**Collected data entries**
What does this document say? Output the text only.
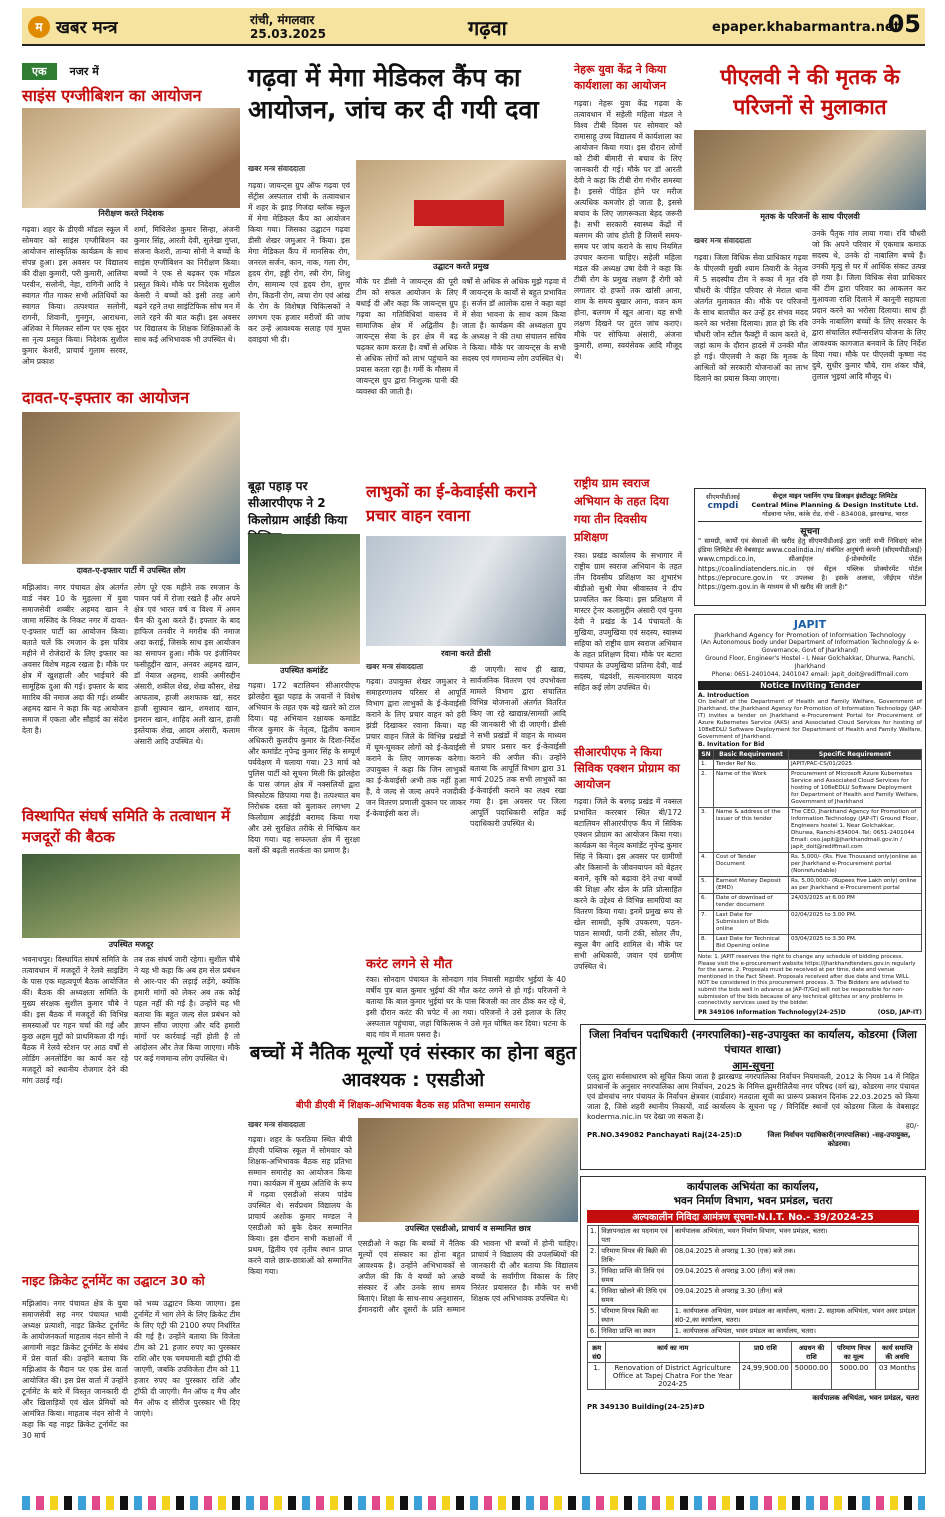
म खबर मन्त्र	रांची, मंगलवार
25.03.2025	गढ़वा	epaper.khabarmantra.net
05
एक नजर में
साइंस एग्जीबिशन का आयोजन
निरीक्षण करते निदेशक
गढ़वा। शहर के डीएवी मॉडल स्कूल में सोमवार को साइंस एग्जीबिशन का आयोजन सांस्कृतिक कार्यक्रम के साथ संपन्न हुआ। इस अवसर पर विद्यालय की दीक्षा कुमारी, परी कुमारी, आलिया परवीन, सलोनी, नेहा, रागिनी आदि ने स्वागत गीत गाकर सभी अतिथियों का स्वागत किया। तत्पश्चात सलोनी, रागनी, शिवानी, गुनगुन, आराधना, अंशिका ने मिलकर सॉन्ग पर एक सुंदर सा नृत्य प्रस्तुत किया। निदेशक सुशील कुमार केशरी, प्राचार्य गुलाम सरवर, ओम प्रकाश
शर्मा, मिथिलेश कुमार सिन्हा, अंजनी कुमार सिंह, आरती देवी, सुलेखा गुप्ता, संजना केशरी, तान्या सोनी ने बच्चों के साइंस एग्जीबिशन का निरीक्षण किया। बच्चों ने एक से बढ़कर एक मॉडल प्रस्तुत किये। मौके पर निदेशक सुशील केसरी ने बच्चों को इसी तरह आगे बढ़ने रहने तथा साइंटिफिक सोच मन में लाते रहने की बात कही। इस अवसर पर विद्यालय के शिक्षक शिक्षिकाओं के साथ कई अभिभावक भी उपस्थित थे।
दावत-ए-इफ्तार का आयोजन
दावत-ए-इफ्तार पार्टी में उपस्थित लोग
मझिआंव। नगर पंचायत क्षेत्र अंतर्गत वार्ड नंबर 10 के मुहल्ला में युवा समाजसेवी शब्बीर अहमद खान ने जामा मस्जिद के निकट नगर में दावत-ए-इफ्तार पार्टी का आयोजन किया। बताते चलें कि रमजान के इस पवित्र महीने में रोजेदारों के लिए इफ्तार का अवसर विशेष महत्व रखता है। मौके पर क्षेत्र में खुशहाली और भाईचारे की सामूहिक दुआ की गई। इफ्तार के बाद मग़रिब की नमाज अदा की गई। शब्बीर अहमद खान ने कहा कि यह आयोजन समाज में एकता और सौहार्द का संदेश देता है।
लोग पूरे एक महीने तक रमजान के पावन पर्व में रोजा रखते हैं और अपने क्षेत्र एवं भारत वर्ष व विश्व में अमन चैन की दुआ करते हैं। इफ्तार के बाद हाफिज तनवीर ने मगरीब की नमाज अदा कराई, जिसके साथ इस आयोजन का समापन हुआ। मौके पर इंजीनियर फसीहुद्दीन खान, अनवर अहमद खान, डॉ नेयाज अहमद, शाकी अमीरुद्दीन अंसारी, शकील शेख, शेख कौसर, शेख आफताब, हाजी अशफाक खां, सदर हाजी सुफ़्यान खान, शमशाद खान, इमरान खान, शाहिद अली खान, हाजी इस्तेयाक शेख, आदम अंसारी, कलाम अंसारी आदि उपस्थित थे।
विस्थापित संघर्ष समिति के तत्वाधान में मजदूरों की बैठक
उपस्थित मजदूर
भवनाथपुर। विस्थापित संघर्ष समिति के तत्वावधान में मजदूरों ने रेलवे साइडिंग के पास एक महत्वपूर्ण बैठक आयोजित की। बैठक की अध्यक्षता समिति के मुख्य संरक्षक सुशील कुमार चौबे ने की। इस बैठक में मजदूरों की विभिन्न समस्याओं पर गहन चर्चा की गई और कुछ अहम मुद्दों को प्राथमिकता दी गई। बैठक में रेलवे स्टेशन पर आठ वर्षों से लोडिंग अनलोडिंग का कार्य कर रहे मजदूरों को स्थानीय रोजगार देने की मांग उठाई गई।
तब तक संघर्ष जारी रहेगा। सुशील चौबे ने यह भी कहा कि अब हम सेल प्रबंधन से आर-पार की लड़ाई लड़ेंगे, क्योंकि हमारी मांगों को लेकर अब तक कोई पहल नहीं की गई है। उन्होंने यह भी बताया कि बहुत जल्द सेल प्रबंधन को ज्ञापन सौंपा जाएगा और यदि हमारी मांगों पर कार्रवाई नहीं होती है तो आंदोलन और तेज किया जाएगा। मौके पर कई गणमान्य लोग उपस्थित थे।
नाइट क्रिकेट टूर्नामेंट का उद्घाटन 30 को
मझिआंव। नगर पंचायत क्षेत्र के युवा समाजसेवी सह नगर पंचायत भावी अध्यक्ष प्रत्याशी, नाइट क्रिकेट टूर्नामेंट के आयोजनकर्ता माहताब नंदन सोनी ने आगामी नाइट क्रिकेट टूर्नामेंट के संबंध में प्रेस वार्ता की। उन्होंने बताया कि मझिआंव के मैदान पर एक प्रेस वार्ता आयोजित की। इस प्रेस वार्ता में उन्होंने टूर्नामेंट के बारे में विस्तृत जानकारी दी और खिलाड़ियों एवं खेल प्रेमियों को आमंत्रित किया। माहताब नंदन सोनी ने कहा कि यह नाइट क्रिकेट टूर्नामेंट का 30 मार्च
को भव्य उद्घाटन किया जाएगा। इस टूर्नामेंट में भाग लेने के लिए क्रिकेट टीम के लिए एंट्री फी 2100 रुपए निर्धारित की गई है। उन्होंने बताया कि विजेता टीम को 21 हजार रुपए का पुरस्कार राशि और एक चमचमाती बड़ी ट्रॉफी दी जाएगी, जबकि उपविजेता टीम को 11 हजार रुपए का पुरस्कार राशि और ट्रॉफी दी जाएगी। मैन ऑफ द मैच और मैन ऑफ द सीरीज पुरस्कार भी दिए जाएंगे।
गढ़वा में मेगा मेडिकल कैंप का आयोजन, जांच कर दी गयी दवा
खबर मन्त्र संवाददाता
गढ़वा। जायन्ट्स ग्रुप ऑफ गढ़वा एवं सेंट्रीस अस्पताल रांची के तत्वावधान में शहर के झाड़ गिजंदा ब्लॉक स्कूल में मेगा मेडिकल कैंप का आयोजन किया गया। जिसका उद्घाटन गढ़वा डीसी शेखर जमुआर ने किया। इस मेगा मेडिकल कैंप में मानसिक रोग, जनरल सर्जन, कान, नाक, गला रोग, हृदय रोग, हड्डी रोग, स्त्री रोग, शिशु रोग, सामान्य एवं हृदय रोग, शुगर रोग, किडनी रोग, त्वचा रोग एवं आंख के रोग के विशेषज्ञ चिकित्सकों ने लगभग एक हजार मरीजों की जांच कर उन्हें आवश्यक सलाह एवं मुफ्त दवाइयां भी दी।
उद्घाटन करते प्रमुख
मौके पर डीसी ने जायन्ट्स की पूरी टीम को सफल आयोजन के लिए बधाई दी और कहा कि जायन्ट्स ग्रुप गढ़वा का गतिविधियां वास्तव में सामाजिक क्षेत्र में अद्वितीय है। जायन्ट्स सेवा के हर क्षेत्र में बढ़ चढ़कर काम करता है। वर्षों से अधिक से अधिक लोगों को लाभ पहुंचाने का प्रयास करता रहा है। गर्मी के मौसम में जायन्ट्स ग्रुप द्वारा निःशुल्क पानी की व्यवस्था की जाती है।
वर्षों से अधिक से अधिक मुझे गढ़वा में मैं जायन्ट्स के कार्यों से बहुत प्रभावित हूं। सर्जन डॉ आलोक दास ने कहा यहां में सेवा भावना के साथ काम किया जाता है। कार्यक्रम की अध्यक्षता ग्रुप के अध्यक्ष ने की तथा संचालन सचिव ने किया। मौके पर जायन्ट्स के सभी सदस्य एवं गणमान्य लोग उपस्थित थे।
बूढ़ा पहाड़ पर सीआरपीएफ ने 2 किलोग्राम आईडी किया
उपस्थित कमांडेंट
गढ़वा। 172 बटालियन सीआरपीएफ झोलहेरा बूढ़ा पहाड़ के जवानों ने विशेष अभियान के तहत एक बड़े खतरे को टाल दिया। यह अभियान रक्षायक कमांडेंट नीरज कुमार के नेतृत्व, द्वितीय कमान अधिकारी कुलदीप कुमार के दिशा-निर्देश और कमांडेंट नृपेन्द्र कुमार सिंह के सम्पूर्ण पर्यवेक्षण में चलाया गया। 23 मार्च को पुलिस पार्टी को सूचना मिली कि झोलहेरा के पास जंगल क्षेत्र में नक्सलियों द्वारा विस्फोटक छिपाया गया है। तत्पश्चात बम निरोधक दस्ता को बुलाकर लगभग 2 किलोग्राम आईईडी बरामद किया गया और उसे सुरक्षित तरीके से निष्क्रिय कर दिया गया। यह सफलता क्षेत्र में सुरक्षा बलों की बढ़ती सतर्कता का प्रमाण है।
लाभुकों का ई-केवाईसी कराने प्रचार वाहन रवाना
रवाना करते डीसी
खबर मन्त्र संवाददाता
गढ़वा। उपायुक्त शेखर जमुआर ने समाहरणालय परिसर से आपूर्ति विभाग द्वारा लाभुकों के ई-केवाईसी कराने के लिए प्रचार वाहन को हरी झंडी दिखाकर रवाना किया। यह प्रचार वाहन जिले के विभिन्न प्रखंडों में घूम-घूमकर लोगों को ई-केवाईसी कराने के लिए जागरूक करेगा। उपायुक्त ने कहा कि जिन लाभुकों का ई-केवाईसी अभी तक नहीं हुआ है, वे जल्द से जल्द अपने नजदीकी जन वितरण प्रणाली दुकान पर जाकर ई-केवाईसी करा लें।
दी जाएगी। साथ ही खाद्य, सार्वजनिक वितरण एवं उपभोक्ता मामले विभाग द्वारा संचालित विभिन्न योजनाओं अंतर्गत वितरित किए जा रहे खाद्यान्न/सामग्री आदि की जानकारी भी दी जाएगी। डीसी ने सभी प्रखंडों में वाहन के माध्यम से प्रचार प्रसार कर ई-केवाईसी कराने की अपील की। उन्होंने बताया कि आपूर्ति विभाग द्वारा 31 मार्च 2025 तक सभी लाभुकों का ई-केवाईसी कराने का लक्ष्य रखा गया है। इस अवसर पर जिला आपूर्ति पदाधिकारी सहित कई पदाधिकारी उपस्थित थे।
करंट लगने से मौत
रंका। सोनदाग पंचायत के सोनदाग गांव निवासी महावीर भुईयां के 40 वर्षीय पुत्र बाल कुमार भुईयां की मौत करंट लगने से हो गई। परिजनों ने बताया कि बाल कुमार भुईयां घर के पास बिजली का तार ठीक कर रहे थे, इसी दौरान करंट की चपेट में आ गया। परिजनों ने उसे इलाज के लिए अस्पताल पहुंचाया, जहां चिकित्सक ने उसे मृत घोषित कर दिया। घटना के बाद गांव में मातम पसरा है।
बच्चों में नैतिक मूल्यों एवं संस्कार का होना बहुत आवश्यक : एसडीओ
बीपी डीएवी में शिक्षक-अभिभावक बैठक सह प्रतिभा सम्मान समारोह
खबर मन्त्र संवाददाता
गढ़वा। शहर के फरठिया स्थित बीपी डीएवी पब्लिक स्कूल में सोमवार को शिक्षक-अभिभावक बैठक सह प्रतिभा सम्मान समारोह का आयोजन किया गया। कार्यक्रम में मुख्य अतिथि के रूप में गढ़वा एसडीओ संजय पांडेय उपस्थित थे। सर्वप्रथम विद्यालय के प्राचार्य अशोक कुमार मण्डल ने एसडीओ को बुके देकर सम्मानित किया। इस दौरान सभी कक्षाओं में प्रथम, द्वितीय एवं तृतीय स्थान प्राप्त करने वाले छात्र-छात्राओं को सम्मानित किया गया।
उपस्थित एसडीओ, प्राचार्य व सम्मानित छात्र
एसडीओ ने कहा कि बच्चों में नैतिक मूल्यों एवं संस्कार का होना बहुत आवश्यक है। उन्होंने अभिभावकों से अपील की कि वे बच्चों को अच्छे संस्कार दें और उनके साथ समय बिताएं। शिक्षा के साथ-साथ अनुशासन, ईमानदारी और दूसरों के प्रति सम्मान की भावना भी बच्चों में होनी चाहिए। प्राचार्य ने विद्यालय की उपलब्धियों की जानकारी दी और बताया कि विद्यालय बच्चों के सर्वांगीण विकास के लिए निरंतर प्रयासरत है। मौके पर सभी शिक्षक एवं अभिभावक उपस्थित थे।
नेहरू युवा केंद्र ने किया कार्यशाला का आयोजन
गढ़वा। नेहरू युवा केंद्र गढ़वा के तत्वावधान में सहेली महिला मंडल ने विश्व टीबी दिवस पर सोमवार को रामासाहू उच्च विद्यालय में कार्यशाला का आयोजन किया गया। इस दौरान लोगों को टीबी बीमारी से बचाव के लिए जानकारी दी गई। मौके पर डॉ आरती देवी ने कहा कि टीबी रोग गंभीर समस्या है। इससे पीड़ित होने पर मरीज अत्यधिक कमजोर हो जाता है, इससे बचाव के लिए जागरूकता बेहद जरूरी है। सभी सरकारी स्वास्थ्य केंद्रों में बलगम की जांच होती है जिसमें समय-समय पर जांच कराने के साथ नियमित उपचार कराना चाहिए। सहेली महिला मंडल की अध्यक्ष उषा देवी ने कहा कि टीबी रोग के प्रमुख लक्षण हैं रोगी को लगातार दो हफ्तों तक खांसी आना, शाम के समय बुखार आना, वजन कम होना, बलगम में खून आना। यह सभी लक्षण दिखने पर तुरंत जांच कराएं। मौके पर सोफिया अंसारी, अंजना कुमारी, शम्मा, स्वयंसेवक आदि मौजूद थे।
राष्ट्रीय ग्राम स्वराज अभियान के तहत दिया गया तीन दिवसीय प्रशिक्षण
रंका। प्रखंड कार्यालय के सभागार में राष्ट्रीय ग्राम स्वराज अभियान के तहत तीन दिवसीय प्रशिक्षण का शुभारंभ बीडीओ सुश्री मेघा श्रीवास्तव ने दीप प्रज्वलित कर किया। इस प्रशिक्षण में मास्टर ट्रेनर कलामुद्दीन अंसारी एवं पुनम देवी ने प्रखंड के 14 पंचायतों के मुखिया, उपमुखिया एवं सदस्य, स्वास्थ्य सहिया को राष्ट्रीय ग्राम स्वराज अभियान के तहत प्रशिक्षण दिया। मौके पर बटारा पंचायत के उपमुखिया प्रतिमा देवी, वार्ड सदस्य, चंद्रवंशी, सत्यनारायण यादव सहित कई लोग उपस्थित थे।
सीआरपीएफ ने किया सिविक एक्शन प्रोग्राम का आयोजन
गढ़वा। जिले के बरगढ़ प्रखंड में नक्सल प्रभावित कररबार स्थित बी/172 बटालियन सीआरपीएफ कैंप में सिविक एक्शन प्रोग्राम का आयोजन किया गया। कार्यक्रम का नेतृत्व कमांडेंट नृपेन्द्र कुमार सिंह ने किया। इस अवसर पर ग्रामीणों और किसानों के जीवनयापन को बेहतर बनाने, कृषि को बढ़ावा देने तथा बच्चों की शिक्षा और खेल के प्रति प्रोत्साहित करने के उद्देश्य से विभिन्न सामग्रियां का वितरण किया गया। इनमें प्रमुख रूप से खेल सामग्री, कृषि उपकरण, पठन-पाठन सामग्री, पानी टंकी, सोलर लैंप, स्कूल बैग आदि शामिल थे। मौके पर सभी अधिकारी, जवान एवं ग्रामीण उपस्थित थे।
पीएलवी ने की मृतक के परिजनों से मुलाकात
मृतक के परिजनों के साथ पीएलवी
खबर मन्त्र संवाददाता
गढ़वा। जिला विधिक सेवा प्राधिकार गढ़वा के पीएलवी मुखी श्याम तिवारी के नेतृत्व में 5 सदस्यीय टीम ने रूका में मृत रवि चौधरी के पीड़ित परिवार से मेराल थाना अंतर्गत मुलाकात की। मौके पर परिजनों के साथ बातचीत कर उन्हें हर संभव मदद करने का भरोसा दिलाया। ज्ञात हो कि रवि चौधरी जोन स्टील फैक्ट्री में काम करते थे, जहां काम के दौरान हादसे में उनकी मौत हो गई। पीएलवी ने कहा कि मृतक के आश्रितों को सरकारी योजनाओं का लाभ दिलाने का प्रयास किया जाएगा।
उनके पैतृक गांव लाया गया। रवि चौधरी जो कि अपने परिवार में एकमात्र कमाऊ सदस्य थे, उनके दो नाबालिग बच्चे हैं। उनकी मृत्यु से घर में आर्थिक संकट उत्पन्न हो गया है। जिला विधिक सेवा प्राधिकार की टीम द्वारा परिवार का आकलन कर मुआवजा राशि दिलाने में कानूनी सहायता प्रदान करने का भरोसा दिलाया। साथ ही उनके नाबालिग बच्चों के लिए सरकार के द्वारा संचालित स्पॉन्सरशिप योजना के लिए आवश्यक कागजात बनवाने के लिए निर्देश दिया गया। मौके पर पीएलवी कृष्णा नंद दुबे, सुधीर कुमार चौबे, राम शंकर चौबे, तुलाल भुइयां आदि मौजूद थे।
सीएमपीडीआई
cmpdi
सेन्ट्रल माइन प्लानिंग एण्ड डिजाइन इंस्टीट्यूट लिमिटेड
Central Mine Planning & Design Institute Ltd.
गोंडवाना प्लेस, कांके रोड, रांची - 834008, झारखण्ड, भारत
सूचना
" सामग्री, कार्यों एवं सेवाओं की खरीद हेतु सीएमपीडीआई द्वारा जारी सभी निविदाएं कोल इंडिया लिमिटेड की वेबसाइट www.coalindia.in/ संबंधित अनुषंगी कंपनी (सीएमपीडीआई) www.cmpdi.co.in, सीआईएल ई-प्रोक्योरमेंट पोर्टल https://coalindiatenders.nic.in एवं सेंट्रल पब्लिक प्रोक्योरमेंट पोर्टल https://eprocure.gov.in पर उपलब्ध है। इसके अलावा, जीईएम पोर्टल https://gem.gov.in के माध्यम से भी खरीद की जाती है।"
JAPIT
Jharkhand Agency for Promotion of Information Technology
(An Autonomous body under Department of Information Technology & e-Governance, Govt of Jharkhand)
Ground Floor, Engineer's Hostel - I, Near Golchakkar, Dhurwa, Ranchi, Jharkhand
Phone: 0651-2401044, 2401047 email: japit_doit@rediffmail.com
Notice Inviting Tender
A. Introduction
On behalf of the Department of Health and Family Welfare, Government of Jharkhand, the Jharkhand Agency for Promotion of Information Technology (JAP-IT) invites a tender on Jharkhand e-Procurement Portal for Procurement of Azure Kubernetes Service (AKS) and Associated Cloud Services for hosting of 108eEDLU Software Deployment for Department of Health and Family Welfare, Government of Jharkhand.
B. Invitation for Bid
SN	Basic Requirement	Specific Requirement
1.	Tender Ref No.	JAPIT/PAC-CS/01/2025
2.	Name of the Work	Procurement of Microsoft Azure Kubernetes Service and Associated Cloud Services for hosting of 108eEDLU Software Deployment for Department of Health and Family Welfare, Government of Jharkhand
3.	Name & address of the issuer of this tender	The CEO, Jharkhand Agency for Promotion of Information Technology (JAP-IT) Ground Floor, Engineers hostel 1, Near Golchakkar, Dhurwa, Ranchi-834004. Tel: 0651-2401044 Email: ceo.japit@jharkhandmail.gov.in / japit_doit@rediffmail.com
4.	Cost of Tender Document	Rs. 5,000/- (Rs. Five Thousand only)online as per Jharkhand e-Procurement portal (Nonrefundable)
5.	Earnest Money Deposit (EMD)	Rs. 5,00,000/- (Rupees five Lakh only) online as per Jharkhand e-Procurement portal
6.	Date of download of tender document	24/03/2025 at 6.00 PM
7.	Last Date for Submission of Bids online	02/04/2025 to 3.00 PM.
8.	Last Date for Technical Bid Opening online	03/04/2025 to 3.30 PM.
Note: 1. JAPIT reserves the right to change any schedule of bidding process. Please visit the e-procurement website https://jharkhandtenders.gov.in regularly for the same. 2. Proposals must be received at per time, date and venue mentioned in the Fact Sheet. Proposals received after due date and time WILL NOT be considered in this procurement process. 3. The Bidders are advised to submit the bids well in advance as JAP-IT/GoJ will not be responsible for non-submission of the bids because of any technical glitches or any problems in connectivity services used by the bidder.
PR 349106 Information Technology(24-25)D	(OSD, JAP-IT)
जिला निर्वाचन पदाधिकारी (नगरपालिका)-सह-उपायुक्त का कार्यालय, कोडरमा (जिला पंचायत शाखा)
आम-सूचना
एतद् द्वारा सर्वसाधारण को सूचित किया जाता है झारखण्ड नगरपालिका निर्वाचन नियमावली, 2012 के नियम 14 में निहित प्रावधानों के अनुसार नगरपालिका आम निर्वाचन, 2025 के निमित्त झुमरीतिलैया नगर परिषद (वर्ग ख), कोडरमा नगर पंचायत एवं डोमचांच नगर पंचायत के निर्वाचन क्षेत्रवार (वार्डवार) मतदाता सूची का प्रारूप प्रकाशन दिनांक 22.03.2025 को किया जाता है, जिसे शहरी स्थानीय निकायों, वार्ड कार्यालय के सूचना पट्ट / विनिर्दिष्ट स्थानों एवं कोडरमा जिला के वेबसाइट koderma.nic.in पर देखा जा सकता है।
ह0/-
PR.NO.349082 Panchayati Raj(24-25):D	जिला निर्वाचन पदाधिकारी(नगरपालिका) -सह-उपायुक्त, कोडरमा।
कार्यपालक अभियंता का कार्यालय,
भवन निर्माण विभाग, भवन प्रमंडल, चतरा
अल्पकालीन निविदा आमंत्रण सूचना-N.I.T. No.- 39/2024-25
1.	विज्ञापनदाता का पदनाम एवं पता	कार्यपालक अभियंता, भवन निर्माण विभाग, भवन प्रमंडल, चतरा।
2.	परिमाण विपत्र की बिक्री की तिथि-	08.04.2025 से अपराह्न 1.30 (एक) बजे तक।
3.	निविदा प्राप्ति की तिथि एवं समय	09.04.2025 से अपराह्न 3.00 (तीन) बजे तक।
4.	निविदा खोलने की तिथि एवं समय	09.04.2025 से अपराह्न 3.30 (तीन) बजे
5.	परिमाण विपत्र बिक्री का स्थान	1. कार्यपालक अभियंता, भवन प्रमंडल का कार्यालय, चतरा। 2. सहायक अभियंता, भवन अवर प्रमंडल सं0-2,का कार्यालय, चतरा।
6.	निविदा प्राप्ति का स्थान	1. कार्यपालक अभियंता, भवन प्रमंडल का कार्यालय, चतरा।
क्रम सं0	कार्य का नाम	प्रा0 राशि	अग्रधन की राशि	परिमाण विपत्र का मूल्य	कार्य समाप्ति की अवधि
1.	Renovation of District Agriculture Office at Tapej Chatra For the Year 2024-25	24,99,900.00	50000.00	5000.00	03 Months
कार्यपालक अभियंता, भवन प्रमंडल, चतरा
PR 349130 Building(24-25)#D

**EXERCISE DESCRIPTION**
Show every line from the entries above in which "Floor" appears.

**OUTPUT**
Ground Floor, Engineer's Hostel - I, Near Golchakkar, Dhurwa, Ranchi, Jharkhand
3.	Name & address of the issuer of this tender	The CEO, Jharkhand Agency for Promotion of Information Technology (JAP-IT) Ground Floor, Engineers hostel 1, Near Golchakkar, Dhurwa, Ranchi-834004. Tel: 0651-2401044 Email: ceo.japit@jharkhandmail.gov.in / japit_doit@rediffmail.com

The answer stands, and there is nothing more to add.